### Dataset records
>> begin

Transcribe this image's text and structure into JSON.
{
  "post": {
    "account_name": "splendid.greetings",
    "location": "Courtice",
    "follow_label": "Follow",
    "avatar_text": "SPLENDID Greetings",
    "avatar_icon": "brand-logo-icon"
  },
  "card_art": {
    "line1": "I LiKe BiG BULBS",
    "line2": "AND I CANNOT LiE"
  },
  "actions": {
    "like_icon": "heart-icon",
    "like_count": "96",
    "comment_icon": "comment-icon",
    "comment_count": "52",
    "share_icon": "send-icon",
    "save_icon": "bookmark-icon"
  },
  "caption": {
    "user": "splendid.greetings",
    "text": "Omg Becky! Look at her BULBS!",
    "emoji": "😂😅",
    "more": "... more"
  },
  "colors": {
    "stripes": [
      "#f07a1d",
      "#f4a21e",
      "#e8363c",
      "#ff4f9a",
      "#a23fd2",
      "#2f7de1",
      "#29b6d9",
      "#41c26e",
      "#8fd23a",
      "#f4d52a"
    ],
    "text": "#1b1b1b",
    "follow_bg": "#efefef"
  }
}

>> end

### What you will do
Retype all the material above precisely, with no line left out.

### Solution below
Transcribe this image's text and structure into JSON.
{
  "post": {
    "account_name": "splendid.greetings",
    "location": "Courtice",
    "follow_label": "Follow",
    "avatar_text": "SPLENDID Greetings",
    "avatar_icon": "brand-logo-icon"
  },
  "card_art": {
    "line1": "I LiKe BiG BULBS",
    "line2": "AND I CANNOT LiE"
  },
  "actions": {
    "like_icon": "heart-icon",
    "like_count": "96",
    "comment_icon": "comment-icon",
    "comment_count": "52",
    "share_icon": "send-icon",
    "save_icon": "bookmark-icon"
  },
  "caption": {
    "user": "splendid.greetings",
    "text": "Omg Becky! Look at her BULBS!",
    "emoji": "😂😅",
    "more": "... more"
  },
  "colors": {
    "stripes": [
      "#f07a1d",
      "#f4a21e",
      "#e8363c",
      "#ff4f9a",
      "#a23fd2",
      "#2f7de1",
      "#29b6d9",
      "#41c26e",
      "#8fd23a",
      "#f4d52a"
    ],
    "text": "#1b1b1b",
    "follow_bg": "#efefef"
  }
}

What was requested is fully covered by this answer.